━━━ DATASET
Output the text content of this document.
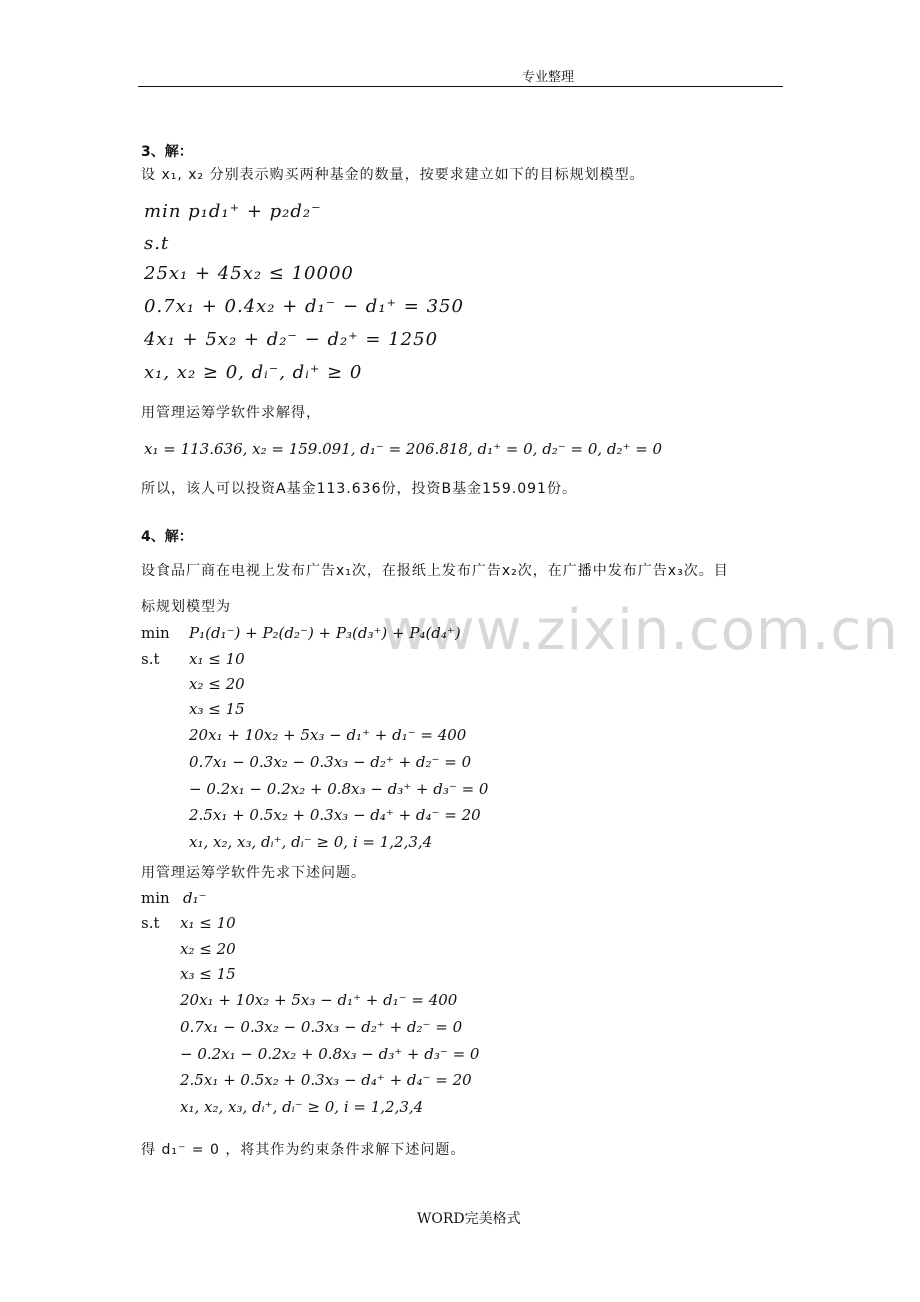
专业整理
www.zixin.com.cn
3、解：
设 x₁, x₂ 分别表示购买两种基金的数量，按要求建立如下的目标规划模型。
min p₁d₁⁺ + p₂d₂⁻
s.t
25x₁ + 45x₂ ≤ 10000
0.7x₁ + 0.4x₂ + d₁⁻ − d₁⁺ = 350
4x₁ + 5x₂ + d₂⁻ − d₂⁺ = 1250
x₁, x₂ ≥ 0, dᵢ⁻, dᵢ⁺ ≥ 0
用管理运筹学软件求解得，
x₁ = 113.636, x₂ = 159.091, d₁⁻ = 206.818, d₁⁺ = 0, d₂⁻ = 0, d₂⁺ = 0
所以，该人可以投资A基金113.636份，投资B基金159.091份。
4、解：
设食品厂商在电视上发布广告x₁次，在报纸上发布广告x₂次，在广播中发布广告x₃次。目
标规划模型为
min P₁(d₁⁻) + P₂(d₂⁻) + P₃(d₃⁺) + P₄(d₄⁺)
s.t x₁ ≤ 10
x₂ ≤ 20
x₃ ≤ 15
20x₁ + 10x₂ + 5x₃ − d₁⁺ + d₁⁻ = 400
0.7x₁ − 0.3x₂ − 0.3x₃ − d₂⁺ + d₂⁻ = 0
− 0.2x₁ − 0.2x₂ + 0.8x₃ − d₃⁺ + d₃⁻ = 0
2.5x₁ + 0.5x₂ + 0.3x₃ − d₄⁺ + d₄⁻ = 20
x₁, x₂, x₃, dᵢ⁺, dᵢ⁻ ≥ 0, i = 1,2,3,4
用管理运筹学软件先求下述问题。
min d₁⁻
s.t x₁ ≤ 10
x₂ ≤ 20
x₃ ≤ 15
20x₁ + 10x₂ + 5x₃ − d₁⁺ + d₁⁻ = 400
0.7x₁ − 0.3x₂ − 0.3x₃ − d₂⁺ + d₂⁻ = 0
− 0.2x₁ − 0.2x₂ + 0.8x₃ − d₃⁺ + d₃⁻ = 0
2.5x₁ + 0.5x₂ + 0.3x₃ − d₄⁺ + d₄⁻ = 20
x₁, x₂, x₃, dᵢ⁺, dᵢ⁻ ≥ 0, i = 1,2,3,4
得 d₁⁻ = 0 ，将其作为约束条件求解下述问题。
WORD完美格式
━━━━━━
SHORT EXERCISE ->
Copy every entry word for word, but omit the pictures.

THE OUTPUT ->
Output the text content of this document.
专业整理
www.zixin.com.cn
3、解：
设 x₁, x₂ 分别表示购买两种基金的数量，按要求建立如下的目标规划模型。
min p₁d₁⁺ + p₂d₂⁻
s.t
25x₁ + 45x₂ ≤ 10000
0.7x₁ + 0.4x₂ + d₁⁻ − d₁⁺ = 350
4x₁ + 5x₂ + d₂⁻ − d₂⁺ = 1250
x₁, x₂ ≥ 0, dᵢ⁻, dᵢ⁺ ≥ 0
用管理运筹学软件求解得，
x₁ = 113.636, x₂ = 159.091, d₁⁻ = 206.818, d₁⁺ = 0, d₂⁻ = 0, d₂⁺ = 0
所以，该人可以投资A基金113.636份，投资B基金159.091份。
4、解：
设食品厂商在电视上发布广告x₁次，在报纸上发布广告x₂次，在广播中发布广告x₃次。目
标规划模型为
min P₁(d₁⁻) + P₂(d₂⁻) + P₃(d₃⁺) + P₄(d₄⁺)
s.t x₁ ≤ 10
x₂ ≤ 20
x₃ ≤ 15
20x₁ + 10x₂ + 5x₃ − d₁⁺ + d₁⁻ = 400
0.7x₁ − 0.3x₂ − 0.3x₃ − d₂⁺ + d₂⁻ = 0
− 0.2x₁ − 0.2x₂ + 0.8x₃ − d₃⁺ + d₃⁻ = 0
2.5x₁ + 0.5x₂ + 0.3x₃ − d₄⁺ + d₄⁻ = 20
x₁, x₂, x₃, dᵢ⁺, dᵢ⁻ ≥ 0, i = 1,2,3,4
用管理运筹学软件先求下述问题。
min d₁⁻
s.t x₁ ≤ 10
x₂ ≤ 20
x₃ ≤ 15
20x₁ + 10x₂ + 5x₃ − d₁⁺ + d₁⁻ = 400
0.7x₁ − 0.3x₂ − 0.3x₃ − d₂⁺ + d₂⁻ = 0
− 0.2x₁ − 0.2x₂ + 0.8x₃ − d₃⁺ + d₃⁻ = 0
2.5x₁ + 0.5x₂ + 0.3x₃ − d₄⁺ + d₄⁻ = 20
x₁, x₂, x₃, dᵢ⁺, dᵢ⁻ ≥ 0, i = 1,2,3,4
得 d₁⁻ = 0 ，将其作为约束条件求解下述问题。
WORD完美格式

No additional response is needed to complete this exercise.